WORK REQUIRED: Start to finish, return the listing below exactly, pictures excluded.

SUPPLIED DATA:
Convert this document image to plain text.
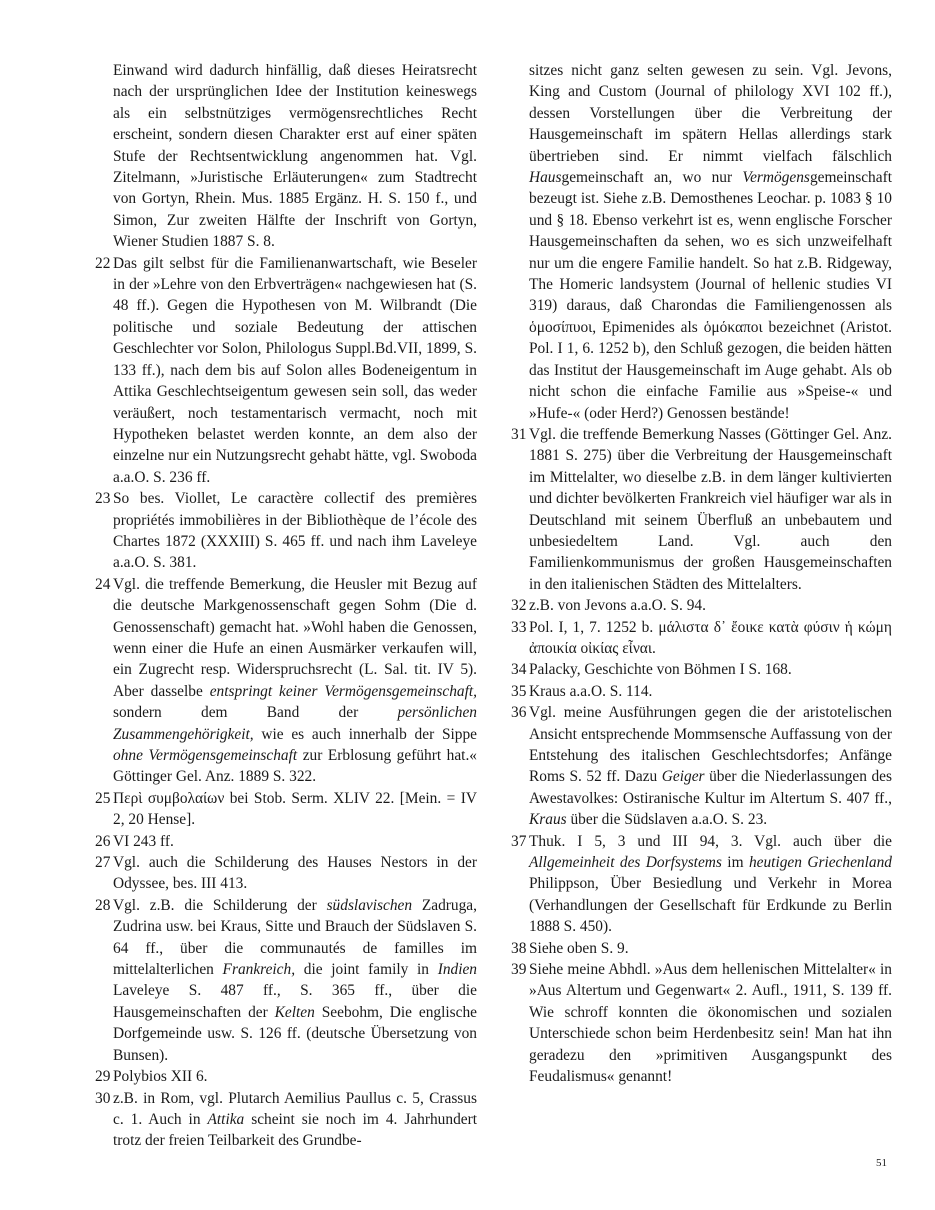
Einwand wird dadurch hinfällig, daß dieses Heiratsrecht nach der ursprünglichen Idee der Institution keineswegs als ein selbstnütziges vermögensrechtliches Recht erscheint, sondern diesen Charakter erst auf einer späten Stufe der Rechtsentwicklung angenommen hat. Vgl. Zitelmann, »Juristische Erläuterungen« zum Stadtrecht von Gortyn, Rhein. Mus. 1885 Ergänz. H. S. 150 f., und Simon, Zur zweiten Hälfte der Inschrift von Gortyn, Wiener Studien 1887 S. 8.

22 Das gilt selbst für die Familienanwartschaft, wie Beseler in der »Lehre von den Erbverträgen« nachgewiesen hat (S. 48 ff.). Gegen die Hypothesen von M. Wilbrandt (Die politische und soziale Bedeutung der attischen Geschlechter vor Solon, Philologus Suppl.Bd.VII, 1899, S. 133 ff.), nach dem bis auf Solon alles Bodeneigentum in Attika Geschlechtseigentum gewesen sein soll, das weder veräußert, noch testamentarisch vermacht, noch mit Hypotheken belastet werden konnte, an dem also der einzelne nur ein Nutzungsrecht gehabt hätte, vgl. Swoboda a.a.O. S. 236 ff.

23 So bes. Viollet, Le caractère collectif des premières propriétés immobilières in der Bibliothèque de l’école des Chartes 1872 (XXXIII) S. 465 ff. und nach ihm Laveleye a.a.O. S. 381.

24 Vgl. die treffende Bemerkung, die Heusler mit Bezug auf die deutsche Markgenossenschaft gegen Sohm (Die d. Genossenschaft) gemacht hat. »Wohl haben die Genossen, wenn einer die Hufe an einen Ausmärker verkaufen will, ein Zugrecht resp. Widerspruchsrecht (L. Sal. tit. IV 5). Aber dasselbe entspringt keiner Vermögensgemeinschaft, sondern dem Band der persönlichen Zusammengehörigkeit, wie es auch innerhalb der Sippe ohne Vermögensgemeinschaft zur Erblosung geführt hat.« Göttinger Gel. Anz. 1889 S. 322.

25 Περὶ συμβολαίων bei Stob. Serm. XLIV 22. [Mein. = IV 2, 20 Hense].

26 VI 243 ff.

27 Vgl. auch die Schilderung des Hauses Nestors in der Odyssee, bes. III 413.

28 Vgl. z.B. die Schilderung der südslavischen Zadruga, Zudrina usw. bei Kraus, Sitte und Brauch der Südslaven S. 64 ff., über die communautés de familles im mittelalterlichen Frankreich, die joint family in Indien Laveleye S. 487 ff., S. 365 ff., über die Hausgemeinschaften der Kelten Seebohm, Die englische Dorfgemeinde usw. S. 126 ff. (deutsche Übersetzung von Bunsen).

29 Polybios XII 6.

30 z.B. in Rom, vgl. Plutarch Aemilius Paullus c. 5, Crassus c. 1. Auch in Attika scheint sie noch im 4. Jahrhundert trotz der freien Teilbarkeit des Grundbe-

sitzes nicht ganz selten gewesen zu sein. Vgl. Jevons, King and Custom (Journal of philology XVI 102 ff.), dessen Vorstellungen über die Verbreitung der Hausgemeinschaft im spätern Hellas allerdings stark übertrieben sind. Er nimmt vielfach fälschlich Hausgemeinschaft an, wo nur Vermögensgemeinschaft bezeugt ist. Siehe z.B. Demosthenes Leochar. p. 1083 § 10 und § 18. Ebenso verkehrt ist es, wenn englische Forscher Hausgemeinschaften da sehen, wo es sich unzweifelhaft nur um die engere Familie handelt. So hat z.B. Ridgeway, The Homeric landsystem (Journal of hellenic studies VI 319) daraus, daß Charondas die Familiengenossen als ὁμοσίπυοι, Epimenides als ὁμόκαποι bezeichnet (Aristot. Pol. I 1, 6. 1252 b), den Schluß gezogen, die beiden hätten das Institut der Hausgemeinschaft im Auge gehabt. Als ob nicht schon die einfache Familie aus »Speise-« und »Hufe-« (oder Herd?) Genossen bestände!

31 Vgl. die treffende Bemerkung Nasses (Göttinger Gel. Anz. 1881 S. 275) über die Verbreitung der Hausgemeinschaft im Mittelalter, wo dieselbe z.B. in dem länger kultivierten und dichter bevölkerten Frankreich viel häufiger war als in Deutschland mit seinem Überfluß an unbebautem und unbesiedeltem Land. Vgl. auch den Familienkommunismus der großen Hausgemeinschaften in den italienischen Städten des Mittelalters.

32 z.B. von Jevons a.a.O. S. 94.

33 Pol. I, 1, 7. 1252 b. μάλιστα δ᾽ ἔοικε κατὰ φύσιν ἡ κώμη ἀποικία οἰκίας εἶναι.

34 Palacky, Geschichte von Böhmen I S. 168.

35 Kraus a.a.O. S. 114.

36 Vgl. meine Ausführungen gegen die der aristotelischen Ansicht entsprechende Mommsensche Auffassung von der Entstehung des italischen Geschlechtsdorfes; Anfänge Roms S. 52 ff. Dazu Geiger über die Niederlassungen des Awestavolkes: Ostiranische Kultur im Altertum S. 407 ff., Kraus über die Südslaven a.a.O. S. 23.

37 Thuk. I 5, 3 und III 94, 3. Vgl. auch über die Allgemeinheit des Dorfsystems im heutigen Griechenland Philippson, Über Besiedlung und Verkehr in Morea (Verhandlungen der Gesellschaft für Erdkunde zu Berlin 1888 S. 450).

38 Siehe oben S. 9.

39 Siehe meine Abhdl. »Aus dem hellenischen Mittelalter« in »Aus Altertum und Gegenwart« 2. Aufl., 1911, S. 139 ff. Wie schroff konnten die ökonomischen und sozialen Unterschiede schon beim Herdenbesitz sein! Man hat ihn geradezu den »primitiven Ausgangspunkt des Feudalismus« genannt!

51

RESULT OF THE TASK:
Convert this document image to plain text.
Einwand wird dadurch hinfällig, daß dieses Heiratsrecht nach der ursprünglichen Idee der Institution keineswegs als ein selbstnütziges vermögensrechtliches Recht erscheint, sondern diesen Charakter erst auf einer späten Stufe der Rechtsentwicklung angenommen hat. Vgl. Zitelmann, »Juristische Erläuterungen« zum Stadtrecht von Gortyn, Rhein. Mus. 1885 Ergänz. H. S. 150 f., und Simon, Zur zweiten Hälfte der Inschrift von Gortyn, Wiener Studien 1887 S. 8.

22 Das gilt selbst für die Familienanwartschaft, wie Beseler in der »Lehre von den Erbverträgen« nachgewiesen hat (S. 48 ff.). Gegen die Hypothesen von M. Wilbrandt (Die politische und soziale Bedeutung der attischen Geschlechter vor Solon, Philologus Suppl.Bd.VII, 1899, S. 133 ff.), nach dem bis auf Solon alles Bodeneigentum in Attika Geschlechtseigentum gewesen sein soll, das weder veräußert, noch testamentarisch vermacht, noch mit Hypotheken belastet werden konnte, an dem also der einzelne nur ein Nutzungsrecht gehabt hätte, vgl. Swoboda a.a.O. S. 236 ff.

23 So bes. Viollet, Le caractère collectif des premières propriétés immobilières in der Bibliothèque de l’école des Chartes 1872 (XXXIII) S. 465 ff. und nach ihm Laveleye a.a.O. S. 381.

24 Vgl. die treffende Bemerkung, die Heusler mit Bezug auf die deutsche Markgenossenschaft gegen Sohm (Die d. Genossenschaft) gemacht hat. »Wohl haben die Genossen, wenn einer die Hufe an einen Ausmärker verkaufen will, ein Zugrecht resp. Widerspruchsrecht (L. Sal. tit. IV 5). Aber dasselbe entspringt keiner Vermögensgemeinschaft, sondern dem Band der persönlichen Zusammengehörigkeit, wie es auch innerhalb der Sippe ohne Vermögensgemeinschaft zur Erblosung geführt hat.« Göttinger Gel. Anz. 1889 S. 322.

25 Περὶ συμβολαίων bei Stob. Serm. XLIV 22. [Mein. = IV 2, 20 Hense].

26 VI 243 ff.

27 Vgl. auch die Schilderung des Hauses Nestors in der Odyssee, bes. III 413.

28 Vgl. z.B. die Schilderung der südslavischen Zadruga, Zudrina usw. bei Kraus, Sitte und Brauch der Südslaven S. 64 ff., über die communautés de familles im mittelalterlichen Frankreich, die joint family in Indien Laveleye S. 487 ff., S. 365 ff., über die Hausgemeinschaften der Kelten Seebohm, Die englische Dorfgemeinde usw. S. 126 ff. (deutsche Übersetzung von Bunsen).

29 Polybios XII 6.

30 z.B. in Rom, vgl. Plutarch Aemilius Paullus c. 5, Crassus c. 1. Auch in Attika scheint sie noch im 4. Jahrhundert trotz der freien Teilbarkeit des Grundbe-

sitzes nicht ganz selten gewesen zu sein. Vgl. Jevons, King and Custom (Journal of philology XVI 102 ff.), dessen Vorstellungen über die Verbreitung der Hausgemeinschaft im spätern Hellas allerdings stark übertrieben sind. Er nimmt vielfach fälschlich Hausgemeinschaft an, wo nur Vermögensgemeinschaft bezeugt ist. Siehe z.B. Demosthenes Leochar. p. 1083 § 10 und § 18. Ebenso verkehrt ist es, wenn englische Forscher Hausgemeinschaften da sehen, wo es sich unzweifelhaft nur um die engere Familie handelt. So hat z.B. Ridgeway, The Homeric landsystem (Journal of hellenic studies VI 319) daraus, daß Charondas die Familiengenossen als ὁμοσίπυοι, Epimenides als ὁμόκαποι bezeichnet (Aristot. Pol. I 1, 6. 1252 b), den Schluß gezogen, die beiden hätten das Institut der Hausgemeinschaft im Auge gehabt. Als ob nicht schon die einfache Familie aus »Speise-« und »Hufe-« (oder Herd?) Genossen bestände!

31 Vgl. die treffende Bemerkung Nasses (Göttinger Gel. Anz. 1881 S. 275) über die Verbreitung der Hausgemeinschaft im Mittelalter, wo dieselbe z.B. in dem länger kultivierten und dichter bevölkerten Frankreich viel häufiger war als in Deutschland mit seinem Überfluß an unbebautem und unbesiedeltem Land. Vgl. auch den Familienkommunismus der großen Hausgemeinschaften in den italienischen Städten des Mittelalters.

32 z.B. von Jevons a.a.O. S. 94.

33 Pol. I, 1, 7. 1252 b. μάλιστα δ᾽ ἔοικε κατὰ φύσιν ἡ κώμη ἀποικία οἰκίας εἶναι.

34 Palacky, Geschichte von Böhmen I S. 168.

35 Kraus a.a.O. S. 114.

36 Vgl. meine Ausführungen gegen die der aristotelischen Ansicht entsprechende Mommsensche Auffassung von der Entstehung des italischen Geschlechtsdorfes; Anfänge Roms S. 52 ff. Dazu Geiger über die Niederlassungen des Awestavolkes: Ostiranische Kultur im Altertum S. 407 ff., Kraus über die Südslaven a.a.O. S. 23.

37 Thuk. I 5, 3 und III 94, 3. Vgl. auch über die Allgemeinheit des Dorfsystems im heutigen Griechenland Philippson, Über Besiedlung und Verkehr in Morea (Verhandlungen der Gesellschaft für Erdkunde zu Berlin 1888 S. 450).

38 Siehe oben S. 9.

39 Siehe meine Abhdl. »Aus dem hellenischen Mittelalter« in »Aus Altertum und Gegenwart« 2. Aufl., 1911, S. 139 ff. Wie schroff konnten die ökonomischen und sozialen Unterschiede schon beim Herdenbesitz sein! Man hat ihn geradezu den »primitiven Ausgangspunkt des Feudalismus« genannt!

51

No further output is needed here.